-- Data supplied --

_ _ _ _

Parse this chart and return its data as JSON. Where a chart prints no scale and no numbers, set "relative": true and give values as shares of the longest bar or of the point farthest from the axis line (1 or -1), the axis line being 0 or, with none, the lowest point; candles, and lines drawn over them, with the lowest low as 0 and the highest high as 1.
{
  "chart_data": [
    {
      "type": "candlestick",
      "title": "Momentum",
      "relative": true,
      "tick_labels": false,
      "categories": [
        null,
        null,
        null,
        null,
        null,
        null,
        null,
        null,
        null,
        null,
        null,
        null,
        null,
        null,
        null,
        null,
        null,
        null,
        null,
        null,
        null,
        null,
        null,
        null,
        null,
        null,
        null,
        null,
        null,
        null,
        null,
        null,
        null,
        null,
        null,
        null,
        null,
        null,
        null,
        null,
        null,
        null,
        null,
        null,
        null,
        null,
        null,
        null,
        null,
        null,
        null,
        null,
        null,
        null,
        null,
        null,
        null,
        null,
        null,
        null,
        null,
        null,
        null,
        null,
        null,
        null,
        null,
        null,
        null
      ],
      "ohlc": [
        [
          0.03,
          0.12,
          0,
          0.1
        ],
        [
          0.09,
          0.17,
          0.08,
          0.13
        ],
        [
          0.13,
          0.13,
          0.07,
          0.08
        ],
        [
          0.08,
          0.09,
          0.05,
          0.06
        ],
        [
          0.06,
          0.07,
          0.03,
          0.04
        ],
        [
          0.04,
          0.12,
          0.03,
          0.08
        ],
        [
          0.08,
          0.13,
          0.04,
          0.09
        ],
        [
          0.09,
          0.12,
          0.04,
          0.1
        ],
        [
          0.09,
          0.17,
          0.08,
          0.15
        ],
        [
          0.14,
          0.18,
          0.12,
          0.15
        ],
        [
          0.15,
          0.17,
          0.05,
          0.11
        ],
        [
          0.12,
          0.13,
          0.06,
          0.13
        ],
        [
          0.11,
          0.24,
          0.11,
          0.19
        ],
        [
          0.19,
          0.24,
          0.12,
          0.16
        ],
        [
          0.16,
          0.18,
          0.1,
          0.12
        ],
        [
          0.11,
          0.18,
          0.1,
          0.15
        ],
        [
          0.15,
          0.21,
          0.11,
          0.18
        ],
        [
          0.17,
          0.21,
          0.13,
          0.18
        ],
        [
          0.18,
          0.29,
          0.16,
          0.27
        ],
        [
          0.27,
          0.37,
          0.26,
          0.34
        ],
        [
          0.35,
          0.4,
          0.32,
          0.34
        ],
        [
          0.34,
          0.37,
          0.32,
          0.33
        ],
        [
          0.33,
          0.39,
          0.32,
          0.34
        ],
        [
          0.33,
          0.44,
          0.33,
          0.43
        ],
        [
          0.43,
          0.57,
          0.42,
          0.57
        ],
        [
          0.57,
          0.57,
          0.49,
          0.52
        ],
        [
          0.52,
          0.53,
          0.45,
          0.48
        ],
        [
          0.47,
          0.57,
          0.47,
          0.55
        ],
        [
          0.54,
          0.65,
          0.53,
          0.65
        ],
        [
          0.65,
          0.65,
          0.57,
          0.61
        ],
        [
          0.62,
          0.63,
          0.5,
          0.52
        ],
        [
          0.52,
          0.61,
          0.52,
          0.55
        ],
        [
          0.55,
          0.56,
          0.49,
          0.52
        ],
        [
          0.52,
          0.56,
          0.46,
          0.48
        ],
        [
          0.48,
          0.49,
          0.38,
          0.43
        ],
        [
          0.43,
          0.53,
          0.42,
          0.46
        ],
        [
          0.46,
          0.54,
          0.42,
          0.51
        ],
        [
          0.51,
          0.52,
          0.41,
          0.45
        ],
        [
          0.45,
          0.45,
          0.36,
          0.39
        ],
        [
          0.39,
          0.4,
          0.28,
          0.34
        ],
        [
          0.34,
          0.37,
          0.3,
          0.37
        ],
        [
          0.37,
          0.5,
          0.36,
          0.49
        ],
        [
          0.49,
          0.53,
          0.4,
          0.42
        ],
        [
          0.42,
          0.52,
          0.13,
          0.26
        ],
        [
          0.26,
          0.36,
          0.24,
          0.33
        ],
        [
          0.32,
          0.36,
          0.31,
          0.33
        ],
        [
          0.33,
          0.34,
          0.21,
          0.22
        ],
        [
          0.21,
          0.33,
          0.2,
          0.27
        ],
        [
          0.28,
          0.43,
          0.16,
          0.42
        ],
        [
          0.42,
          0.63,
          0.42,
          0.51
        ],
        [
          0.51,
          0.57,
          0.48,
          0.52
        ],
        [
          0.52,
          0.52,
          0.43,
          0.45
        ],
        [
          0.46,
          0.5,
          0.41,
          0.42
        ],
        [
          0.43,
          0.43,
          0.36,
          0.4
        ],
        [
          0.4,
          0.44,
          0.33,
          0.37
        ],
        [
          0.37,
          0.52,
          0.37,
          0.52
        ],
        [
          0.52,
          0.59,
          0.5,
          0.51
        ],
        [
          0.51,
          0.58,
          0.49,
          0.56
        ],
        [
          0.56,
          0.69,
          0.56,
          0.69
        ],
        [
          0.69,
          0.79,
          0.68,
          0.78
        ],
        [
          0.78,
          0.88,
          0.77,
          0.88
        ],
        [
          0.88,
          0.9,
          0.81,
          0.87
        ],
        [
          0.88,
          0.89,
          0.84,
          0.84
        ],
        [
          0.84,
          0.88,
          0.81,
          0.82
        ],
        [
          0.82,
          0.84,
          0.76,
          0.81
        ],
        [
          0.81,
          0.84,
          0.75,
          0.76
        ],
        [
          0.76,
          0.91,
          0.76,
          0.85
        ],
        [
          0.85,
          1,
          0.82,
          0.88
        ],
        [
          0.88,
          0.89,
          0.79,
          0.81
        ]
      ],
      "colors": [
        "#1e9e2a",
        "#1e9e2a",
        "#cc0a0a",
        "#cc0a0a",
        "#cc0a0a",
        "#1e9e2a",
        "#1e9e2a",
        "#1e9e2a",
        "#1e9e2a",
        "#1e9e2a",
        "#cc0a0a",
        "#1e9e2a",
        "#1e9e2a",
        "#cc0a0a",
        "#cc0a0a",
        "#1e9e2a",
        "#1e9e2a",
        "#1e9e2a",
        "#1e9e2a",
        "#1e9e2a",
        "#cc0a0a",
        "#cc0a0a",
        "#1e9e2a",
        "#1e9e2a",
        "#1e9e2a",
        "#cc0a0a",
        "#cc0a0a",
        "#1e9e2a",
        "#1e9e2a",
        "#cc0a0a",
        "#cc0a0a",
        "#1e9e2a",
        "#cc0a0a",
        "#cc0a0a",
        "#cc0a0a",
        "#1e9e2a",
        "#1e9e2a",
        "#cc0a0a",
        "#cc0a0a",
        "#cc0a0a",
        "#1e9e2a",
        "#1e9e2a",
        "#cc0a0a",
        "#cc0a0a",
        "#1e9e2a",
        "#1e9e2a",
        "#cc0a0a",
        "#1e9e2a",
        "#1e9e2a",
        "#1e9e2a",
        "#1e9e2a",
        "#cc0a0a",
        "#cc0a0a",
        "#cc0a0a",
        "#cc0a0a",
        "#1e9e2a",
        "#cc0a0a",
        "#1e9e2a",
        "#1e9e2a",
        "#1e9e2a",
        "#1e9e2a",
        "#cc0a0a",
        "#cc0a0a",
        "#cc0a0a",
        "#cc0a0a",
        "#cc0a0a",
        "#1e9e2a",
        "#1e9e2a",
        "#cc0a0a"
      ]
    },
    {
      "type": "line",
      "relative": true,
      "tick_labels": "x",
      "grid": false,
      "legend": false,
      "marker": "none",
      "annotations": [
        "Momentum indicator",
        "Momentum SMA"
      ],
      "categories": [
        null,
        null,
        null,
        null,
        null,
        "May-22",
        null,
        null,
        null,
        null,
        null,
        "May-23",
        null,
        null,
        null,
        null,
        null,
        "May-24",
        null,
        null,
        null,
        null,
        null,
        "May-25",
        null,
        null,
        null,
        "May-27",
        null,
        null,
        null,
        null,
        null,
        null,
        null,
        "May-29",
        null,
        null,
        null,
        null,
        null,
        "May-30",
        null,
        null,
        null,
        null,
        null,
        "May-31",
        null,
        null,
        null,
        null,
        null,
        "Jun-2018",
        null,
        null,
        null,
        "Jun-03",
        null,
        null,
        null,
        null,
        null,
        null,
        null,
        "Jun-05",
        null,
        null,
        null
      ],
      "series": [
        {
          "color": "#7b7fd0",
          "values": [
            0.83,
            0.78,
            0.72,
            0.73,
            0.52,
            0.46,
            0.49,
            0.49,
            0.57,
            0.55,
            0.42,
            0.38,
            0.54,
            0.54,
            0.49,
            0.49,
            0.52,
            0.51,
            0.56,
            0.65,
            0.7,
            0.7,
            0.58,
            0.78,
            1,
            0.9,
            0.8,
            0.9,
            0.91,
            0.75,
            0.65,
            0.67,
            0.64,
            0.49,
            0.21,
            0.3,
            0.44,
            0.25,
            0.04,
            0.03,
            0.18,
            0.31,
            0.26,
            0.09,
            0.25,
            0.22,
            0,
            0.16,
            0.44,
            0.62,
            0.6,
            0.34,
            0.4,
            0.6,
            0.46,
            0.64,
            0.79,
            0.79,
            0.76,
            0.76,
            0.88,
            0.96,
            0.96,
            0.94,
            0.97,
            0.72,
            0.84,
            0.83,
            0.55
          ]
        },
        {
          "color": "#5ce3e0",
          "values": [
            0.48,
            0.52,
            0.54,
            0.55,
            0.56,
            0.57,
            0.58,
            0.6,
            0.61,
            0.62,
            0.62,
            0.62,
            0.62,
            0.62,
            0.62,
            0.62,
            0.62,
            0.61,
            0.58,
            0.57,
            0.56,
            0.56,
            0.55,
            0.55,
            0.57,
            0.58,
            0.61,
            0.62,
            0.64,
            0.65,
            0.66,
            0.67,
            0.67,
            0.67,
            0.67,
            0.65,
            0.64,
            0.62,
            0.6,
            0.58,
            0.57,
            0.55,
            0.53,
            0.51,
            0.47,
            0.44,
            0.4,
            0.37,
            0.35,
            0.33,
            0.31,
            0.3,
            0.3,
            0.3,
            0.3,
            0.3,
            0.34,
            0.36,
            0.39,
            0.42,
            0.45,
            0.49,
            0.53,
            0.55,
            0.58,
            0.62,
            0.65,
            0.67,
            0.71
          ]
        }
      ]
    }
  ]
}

_ _ _ _

-- Written task --
Determine how many lines include the word "Momentum" and report that number by itself.

-- Exercise output --
3